§ **TEXTAUSZUG**
Im Mai 2019 sind im Naturschutzgebiet Taubergießen rund 3.000 Hummel- und Spinnenragwurz-Orchideen verschwunden und es tobte ein großer Streit, ob Wildschweine oder Diebe die Ursache waren. Doch dieser Streit lenkt vom Hauptproblem ab.
Der große Orchideen-Bestand im Taubergießen ist ein kleines europäisches Naturwunder. Der Verlust so vieler Orchideen ist eine kleine Katastrophe für die Artenvielfalt. Die große Katastrophe ist die Tatsache, dass es europaweit nur noch so wenige Orchideen gibt. Unsere Naturschutzgebiete sind zwischenzeitlich (ähnlich wie in Afrika) Restnatur und Naturmuseen und der Verlust gefährdet winzige Restbestände. Egal ob Diebe oder Wildschweine die Ursache waren - wir brauchen mehr Natur.

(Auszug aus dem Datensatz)

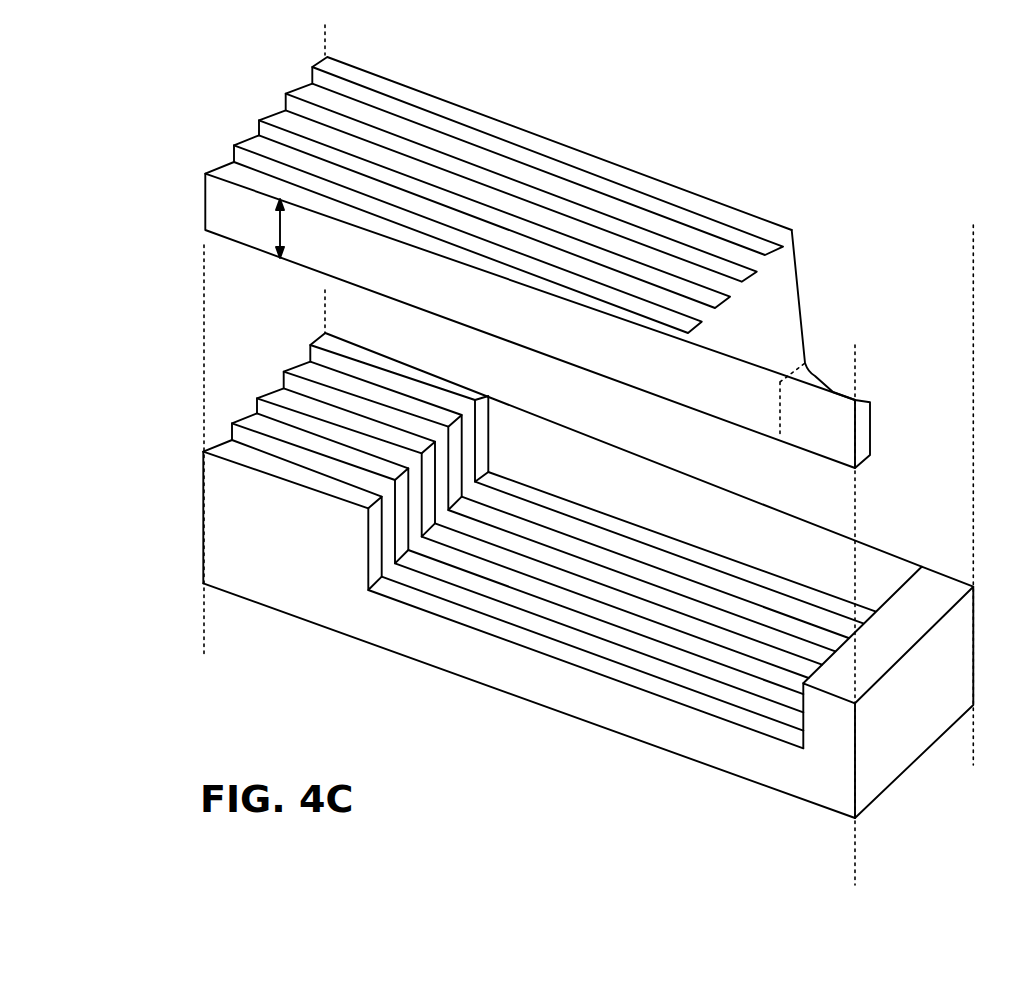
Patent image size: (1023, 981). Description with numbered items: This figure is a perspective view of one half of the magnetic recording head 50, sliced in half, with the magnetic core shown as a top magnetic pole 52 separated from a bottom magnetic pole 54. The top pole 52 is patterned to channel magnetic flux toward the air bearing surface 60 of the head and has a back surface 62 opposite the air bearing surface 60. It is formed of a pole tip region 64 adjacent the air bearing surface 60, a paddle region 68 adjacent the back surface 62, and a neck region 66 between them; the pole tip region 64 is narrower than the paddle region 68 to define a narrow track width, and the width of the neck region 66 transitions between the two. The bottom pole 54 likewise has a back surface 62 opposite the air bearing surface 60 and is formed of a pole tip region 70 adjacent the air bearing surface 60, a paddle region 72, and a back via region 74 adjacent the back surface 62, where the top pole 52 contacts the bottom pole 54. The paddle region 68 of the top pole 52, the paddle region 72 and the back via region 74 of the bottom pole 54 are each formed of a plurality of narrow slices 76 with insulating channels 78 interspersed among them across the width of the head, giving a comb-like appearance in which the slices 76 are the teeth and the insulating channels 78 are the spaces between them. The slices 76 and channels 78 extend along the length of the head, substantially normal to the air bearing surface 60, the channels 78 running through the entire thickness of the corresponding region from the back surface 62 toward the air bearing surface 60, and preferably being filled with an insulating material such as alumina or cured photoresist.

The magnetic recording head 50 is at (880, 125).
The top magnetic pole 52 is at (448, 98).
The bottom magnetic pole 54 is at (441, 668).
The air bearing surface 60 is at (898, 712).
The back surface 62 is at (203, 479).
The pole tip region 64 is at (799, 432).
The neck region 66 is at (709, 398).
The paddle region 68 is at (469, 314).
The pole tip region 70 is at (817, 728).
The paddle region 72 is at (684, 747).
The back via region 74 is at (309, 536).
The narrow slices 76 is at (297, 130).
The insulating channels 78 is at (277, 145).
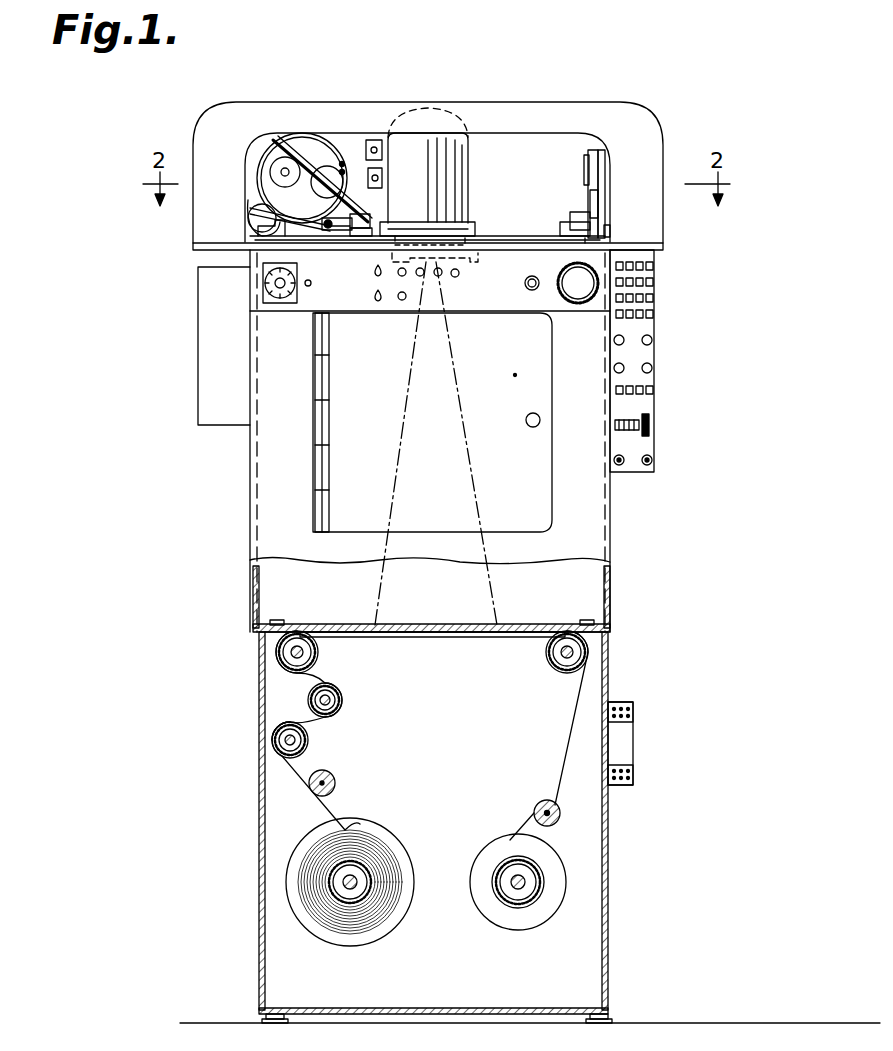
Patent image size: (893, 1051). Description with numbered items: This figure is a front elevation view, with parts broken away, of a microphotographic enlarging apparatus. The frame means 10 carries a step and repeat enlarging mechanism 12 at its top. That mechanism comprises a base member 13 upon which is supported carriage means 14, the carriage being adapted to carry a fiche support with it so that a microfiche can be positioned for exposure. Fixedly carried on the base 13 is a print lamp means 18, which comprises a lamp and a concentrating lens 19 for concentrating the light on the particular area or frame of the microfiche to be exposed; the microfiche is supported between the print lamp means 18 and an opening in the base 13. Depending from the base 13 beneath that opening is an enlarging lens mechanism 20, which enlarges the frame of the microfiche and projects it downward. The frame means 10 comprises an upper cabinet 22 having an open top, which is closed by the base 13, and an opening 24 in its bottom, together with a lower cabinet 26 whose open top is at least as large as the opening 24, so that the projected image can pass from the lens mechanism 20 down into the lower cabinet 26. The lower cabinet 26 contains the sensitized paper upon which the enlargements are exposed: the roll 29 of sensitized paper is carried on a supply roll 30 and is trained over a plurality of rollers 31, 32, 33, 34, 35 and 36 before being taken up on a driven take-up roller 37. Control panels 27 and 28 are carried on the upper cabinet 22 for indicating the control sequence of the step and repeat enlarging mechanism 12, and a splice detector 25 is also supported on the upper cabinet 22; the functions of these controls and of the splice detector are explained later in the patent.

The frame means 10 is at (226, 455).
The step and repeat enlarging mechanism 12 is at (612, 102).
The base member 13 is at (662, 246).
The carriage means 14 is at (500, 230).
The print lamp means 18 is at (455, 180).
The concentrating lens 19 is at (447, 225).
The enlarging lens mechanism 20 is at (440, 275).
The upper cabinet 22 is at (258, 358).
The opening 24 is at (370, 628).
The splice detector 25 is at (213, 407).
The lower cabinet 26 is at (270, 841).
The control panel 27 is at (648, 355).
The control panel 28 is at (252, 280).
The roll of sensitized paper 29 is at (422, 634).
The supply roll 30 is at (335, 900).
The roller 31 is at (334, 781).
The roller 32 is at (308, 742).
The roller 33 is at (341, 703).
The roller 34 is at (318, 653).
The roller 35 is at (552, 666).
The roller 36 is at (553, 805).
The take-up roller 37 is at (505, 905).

§ **ARBEITSAUFTRÄGE**
1 - Wie viele Orchideen verschwanden laut dem Text über den Taubergießen im Mai 2019, und welche Arten waren betroffen?
2 - Fasse den Text über die verschwundenen Orchideen im Taubergießen in zwei Sätzen zusammen.
3 - Schreibe den Text über den Orchideenverlust im Taubergießen im selben Ton weiter, beginnend nach seinem letzten Satz.

§ **LÖSUNGEN DER AUFGABEN**
1 - Rund 3.000 Hummel- und Spinnenragwurz-Orchideen.

2 - Im Mai 2019 verschwanden im Naturschutzgebiet Taubergießen rund 3.000 Orchideen, und man stritt heftig darüber, ob Wildschweine oder Diebe die Ursache waren. Dieser Streit lenkt jedoch vom Hauptproblem ab: Europaweit gibt es nur noch wenige Orchideen, die Naturschutzgebiete sind zu Restnatur geworden, und deshalb braucht es mehr Natur.

3 -
Der Historiker Werner Schönleber hat im Jahr 2019 Dokumente entdeckt und veröffentlicht, die zeigen, dass in der Zeit des Kalten Krieges in Lahr Atombomben "gelagert" wurden. Der Vorgang zeigt einen dreifachen Skandal:

  • Es wurde aufgezeigt, dass die mörderischste aller Bomben heimlich in Südbaden gelagert wurde
  • Es wurde aufgezeigt, dass wir in einer Demokratie jahrzehntelang gezielt belogen wurden
  • Es ist ein Skandal, dass diese Lügen niemanden stören

Wie von uns schon lange befürchtet, verstärkt sich durch Trockenheit und Klimawandel das Waldsterben in Schwarzwald und Vogesen massiv. Noch zwei, drei solche Hitzesommer und Trockenjahre und wir werden den Schwarzwald nicht wiedererkennen. Agrarminister Hauk und die politisch Verantwortlichen für Klimawandel und Waldsterben spielen sich mit unseren Steuergeldern als "Waldretter" auf.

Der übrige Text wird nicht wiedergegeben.